Request>
Repeat every record below exactly as written.
:::::
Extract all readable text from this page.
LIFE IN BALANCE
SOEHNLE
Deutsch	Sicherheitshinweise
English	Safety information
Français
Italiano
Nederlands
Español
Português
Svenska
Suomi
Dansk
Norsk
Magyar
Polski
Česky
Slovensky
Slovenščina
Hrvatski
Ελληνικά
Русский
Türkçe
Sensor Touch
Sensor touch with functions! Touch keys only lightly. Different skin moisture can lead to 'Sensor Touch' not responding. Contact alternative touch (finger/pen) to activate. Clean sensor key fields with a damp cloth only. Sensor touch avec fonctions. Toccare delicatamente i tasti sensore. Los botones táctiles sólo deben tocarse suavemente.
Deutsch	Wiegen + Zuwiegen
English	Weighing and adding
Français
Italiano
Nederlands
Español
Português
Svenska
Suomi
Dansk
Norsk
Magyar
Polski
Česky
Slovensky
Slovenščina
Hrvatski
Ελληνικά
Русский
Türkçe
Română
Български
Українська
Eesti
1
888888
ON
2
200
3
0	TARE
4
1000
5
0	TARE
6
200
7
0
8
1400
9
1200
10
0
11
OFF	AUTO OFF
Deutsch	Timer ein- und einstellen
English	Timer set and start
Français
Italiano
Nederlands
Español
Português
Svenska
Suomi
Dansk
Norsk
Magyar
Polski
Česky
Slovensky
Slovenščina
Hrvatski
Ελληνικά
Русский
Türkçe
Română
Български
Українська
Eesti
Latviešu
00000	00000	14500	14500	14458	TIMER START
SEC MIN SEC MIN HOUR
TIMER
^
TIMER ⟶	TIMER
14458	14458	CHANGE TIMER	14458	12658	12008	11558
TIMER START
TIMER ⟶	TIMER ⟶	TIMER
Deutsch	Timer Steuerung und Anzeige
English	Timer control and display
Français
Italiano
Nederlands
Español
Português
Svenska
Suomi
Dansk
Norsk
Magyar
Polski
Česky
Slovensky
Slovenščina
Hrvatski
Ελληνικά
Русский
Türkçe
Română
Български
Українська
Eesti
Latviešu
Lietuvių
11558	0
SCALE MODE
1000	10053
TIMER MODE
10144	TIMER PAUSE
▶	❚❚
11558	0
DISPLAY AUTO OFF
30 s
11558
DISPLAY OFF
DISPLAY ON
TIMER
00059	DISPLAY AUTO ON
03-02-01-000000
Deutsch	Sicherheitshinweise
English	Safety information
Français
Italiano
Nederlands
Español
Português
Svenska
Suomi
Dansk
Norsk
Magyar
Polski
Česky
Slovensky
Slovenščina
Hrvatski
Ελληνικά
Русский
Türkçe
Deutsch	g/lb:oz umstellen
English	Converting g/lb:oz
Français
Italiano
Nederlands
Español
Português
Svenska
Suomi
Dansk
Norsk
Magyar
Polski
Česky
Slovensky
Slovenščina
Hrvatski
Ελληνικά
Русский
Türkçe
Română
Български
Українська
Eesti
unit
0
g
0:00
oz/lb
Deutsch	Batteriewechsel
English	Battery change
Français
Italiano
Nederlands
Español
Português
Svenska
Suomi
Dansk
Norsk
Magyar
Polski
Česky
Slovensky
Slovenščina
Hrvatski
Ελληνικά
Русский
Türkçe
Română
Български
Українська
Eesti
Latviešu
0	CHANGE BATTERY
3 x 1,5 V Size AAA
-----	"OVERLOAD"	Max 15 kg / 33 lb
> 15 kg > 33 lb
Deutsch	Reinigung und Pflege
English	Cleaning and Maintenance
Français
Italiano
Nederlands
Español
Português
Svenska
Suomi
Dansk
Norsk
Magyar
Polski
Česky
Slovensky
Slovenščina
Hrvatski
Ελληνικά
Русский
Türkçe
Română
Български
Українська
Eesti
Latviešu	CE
:::::
Answer to this problem>
Extract all readable text from this page.
LIFE IN BALANCE
SOEHNLE
Deutsch	Sicherheitshinweise
English	Safety information
Français
Italiano
Nederlands
Español
Português
Svenska
Suomi
Dansk
Norsk
Magyar
Polski
Česky
Slovensky
Slovenščina
Hrvatski
Ελληνικά
Русский
Türkçe
Sensor Touch
Sensor touch with functions! Touch keys only lightly. Different skin moisture can lead to 'Sensor Touch' not responding. Contact alternative touch (finger/pen) to activate. Clean sensor key fields with a damp cloth only. Sensor touch avec fonctions. Toccare delicatamente i tasti sensore. Los botones táctiles sólo deben tocarse suavemente.
Deutsch	Wiegen + Zuwiegen
English	Weighing and adding
Français
Italiano
Nederlands
Español
Português
Svenska
Suomi
Dansk
Norsk
Magyar
Polski
Česky
Slovensky
Slovenščina
Hrvatski
Ελληνικά
Русский
Türkçe
Română
Български
Українська
Eesti
1
888888
ON
2
200
3
0	TARE
4
1000
5
0	TARE
6
200
7
0
8
1400
9
1200
10
0
11
OFF	AUTO OFF
Deutsch	Timer ein- und einstellen
English	Timer set and start
Français
Italiano
Nederlands
Español
Português
Svenska
Suomi
Dansk
Norsk
Magyar
Polski
Česky
Slovensky
Slovenščina
Hrvatski
Ελληνικά
Русский
Türkçe
Română
Български
Українська
Eesti
Latviešu
00000	00000	14500	14500	14458	TIMER START
SEC MIN SEC MIN HOUR
TIMER
^
TIMER ⟶	TIMER
14458	14458	CHANGE TIMER	14458	12658	12008	11558
TIMER START
TIMER ⟶	TIMER ⟶	TIMER
Deutsch	Timer Steuerung und Anzeige
English	Timer control and display
Français
Italiano
Nederlands
Español
Português
Svenska
Suomi
Dansk
Norsk
Magyar
Polski
Česky
Slovensky
Slovenščina
Hrvatski
Ελληνικά
Русский
Türkçe
Română
Български
Українська
Eesti
Latviešu
Lietuvių
11558	0
SCALE MODE
1000	10053
TIMER MODE
10144	TIMER PAUSE
▶	❚❚
11558	0
DISPLAY AUTO OFF
30 s
11558
DISPLAY OFF
DISPLAY ON
TIMER
00059	DISPLAY AUTO ON
03-02-01-000000
Deutsch	Sicherheitshinweise
English	Safety information
Français
Italiano
Nederlands
Español
Português
Svenska
Suomi
Dansk
Norsk
Magyar
Polski
Česky
Slovensky
Slovenščina
Hrvatski
Ελληνικά
Русский
Türkçe
Deutsch	g/lb:oz umstellen
English	Converting g/lb:oz
Français
Italiano
Nederlands
Español
Português
Svenska
Suomi
Dansk
Norsk
Magyar
Polski
Česky
Slovensky
Slovenščina
Hrvatski
Ελληνικά
Русский
Türkçe
Română
Български
Українська
Eesti
unit
0
g
0:00
oz/lb
Deutsch	Batteriewechsel
English	Battery change
Français
Italiano
Nederlands
Español
Português
Svenska
Suomi
Dansk
Norsk
Magyar
Polski
Česky
Slovensky
Slovenščina
Hrvatski
Ελληνικά
Русский
Türkçe
Română
Български
Українська
Eesti
Latviešu
0	CHANGE BATTERY
3 x 1,5 V Size AAA
-----	"OVERLOAD"	Max 15 kg / 33 lb
> 15 kg > 33 lb
Deutsch	Reinigung und Pflege
English	Cleaning and Maintenance
Français
Italiano
Nederlands
Español
Português
Svenska
Suomi
Dansk
Norsk
Magyar
Polski
Česky
Slovensky
Slovenščina
Hrvatski
Ελληνικά
Русский
Türkçe
Română
Български
Українська
Eesti
Latviešu	CE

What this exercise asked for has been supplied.